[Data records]
▬▬▬
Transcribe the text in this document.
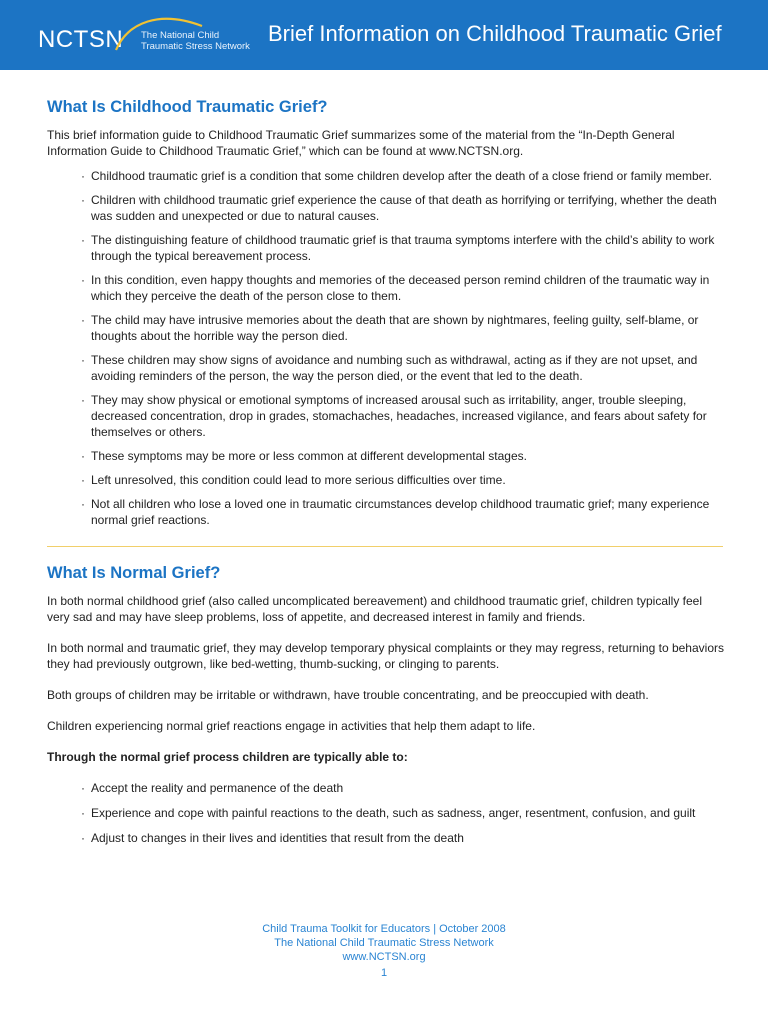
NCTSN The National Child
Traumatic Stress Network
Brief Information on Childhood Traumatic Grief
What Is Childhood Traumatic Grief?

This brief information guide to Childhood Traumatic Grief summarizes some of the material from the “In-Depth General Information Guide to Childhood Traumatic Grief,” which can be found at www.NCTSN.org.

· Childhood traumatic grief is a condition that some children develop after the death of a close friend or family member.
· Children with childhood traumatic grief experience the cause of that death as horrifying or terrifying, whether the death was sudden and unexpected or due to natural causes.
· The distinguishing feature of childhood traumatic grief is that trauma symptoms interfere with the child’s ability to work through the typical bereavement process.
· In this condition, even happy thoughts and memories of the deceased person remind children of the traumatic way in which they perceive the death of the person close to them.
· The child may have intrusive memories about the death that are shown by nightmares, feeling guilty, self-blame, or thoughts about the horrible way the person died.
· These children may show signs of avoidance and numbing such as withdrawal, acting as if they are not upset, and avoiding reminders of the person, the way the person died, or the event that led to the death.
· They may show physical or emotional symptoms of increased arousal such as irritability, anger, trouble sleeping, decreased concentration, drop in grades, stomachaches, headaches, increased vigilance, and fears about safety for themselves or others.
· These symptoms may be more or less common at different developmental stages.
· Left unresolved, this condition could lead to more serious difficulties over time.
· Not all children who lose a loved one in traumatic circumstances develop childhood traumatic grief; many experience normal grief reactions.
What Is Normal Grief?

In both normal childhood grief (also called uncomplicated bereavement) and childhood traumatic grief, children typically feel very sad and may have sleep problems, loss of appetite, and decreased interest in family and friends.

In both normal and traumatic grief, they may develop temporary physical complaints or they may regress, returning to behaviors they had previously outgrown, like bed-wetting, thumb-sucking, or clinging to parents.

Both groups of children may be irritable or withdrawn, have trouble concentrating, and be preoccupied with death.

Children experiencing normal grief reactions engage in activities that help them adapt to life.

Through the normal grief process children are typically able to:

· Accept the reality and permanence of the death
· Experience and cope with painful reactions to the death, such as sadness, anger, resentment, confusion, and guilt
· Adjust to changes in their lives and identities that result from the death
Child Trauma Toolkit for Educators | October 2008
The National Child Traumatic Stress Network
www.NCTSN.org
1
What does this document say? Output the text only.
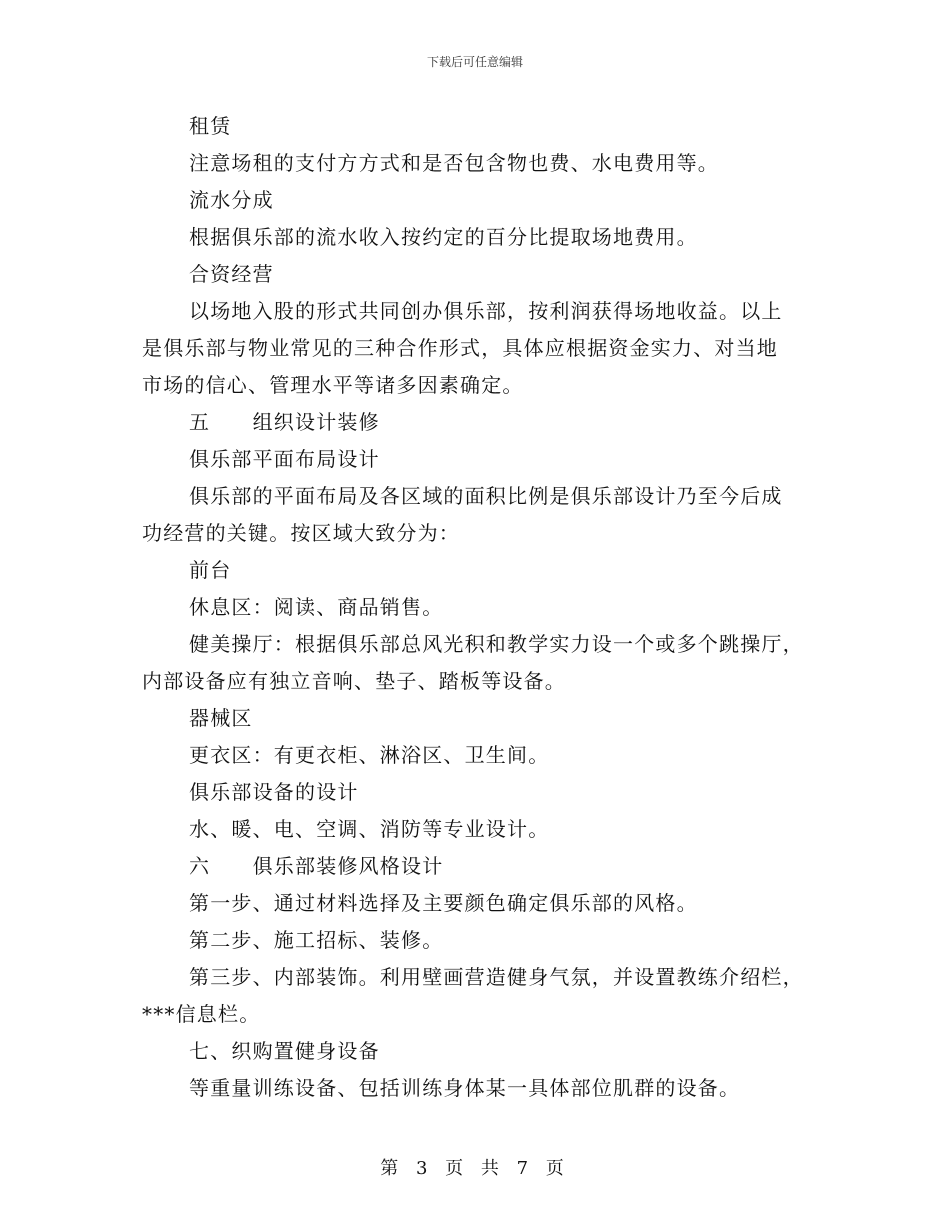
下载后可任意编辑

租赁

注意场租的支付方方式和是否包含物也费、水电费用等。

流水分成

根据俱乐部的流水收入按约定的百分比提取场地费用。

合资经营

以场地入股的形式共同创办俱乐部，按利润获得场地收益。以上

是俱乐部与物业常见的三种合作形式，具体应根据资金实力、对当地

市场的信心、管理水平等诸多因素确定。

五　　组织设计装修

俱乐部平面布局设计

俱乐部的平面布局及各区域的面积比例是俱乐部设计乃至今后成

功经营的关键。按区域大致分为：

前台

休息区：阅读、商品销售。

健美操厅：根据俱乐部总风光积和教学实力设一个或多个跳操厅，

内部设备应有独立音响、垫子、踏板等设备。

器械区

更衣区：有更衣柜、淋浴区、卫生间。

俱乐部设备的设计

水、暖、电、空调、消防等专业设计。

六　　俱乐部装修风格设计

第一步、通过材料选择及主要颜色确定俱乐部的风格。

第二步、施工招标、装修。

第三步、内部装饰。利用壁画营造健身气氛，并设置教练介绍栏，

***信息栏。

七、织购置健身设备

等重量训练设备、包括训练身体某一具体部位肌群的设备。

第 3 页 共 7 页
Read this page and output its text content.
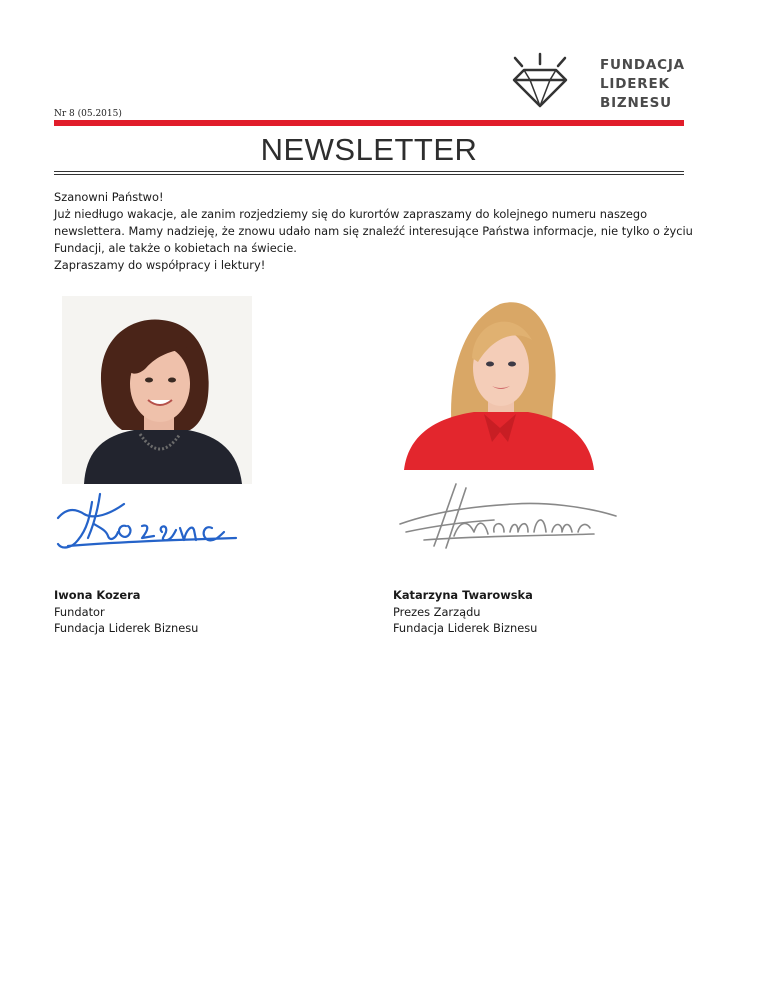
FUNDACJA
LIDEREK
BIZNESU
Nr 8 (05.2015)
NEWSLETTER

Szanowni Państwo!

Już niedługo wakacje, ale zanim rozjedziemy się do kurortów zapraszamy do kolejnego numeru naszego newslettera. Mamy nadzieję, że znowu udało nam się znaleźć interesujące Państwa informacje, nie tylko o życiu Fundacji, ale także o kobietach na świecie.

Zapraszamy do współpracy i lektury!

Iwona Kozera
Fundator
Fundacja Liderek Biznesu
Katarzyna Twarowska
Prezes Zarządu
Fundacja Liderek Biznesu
▬▬▬
Task details
Using the listing above, gather each line that holds the string "These" and copy it.

Reply to the exercise
· These children may show signs of avoidance and numbing such as withdrawal, acting as if they are not upset, and avoiding reminders of the person, the way the person died, or the event that led to the death.
· These symptoms may be more or less common at different developmental stages.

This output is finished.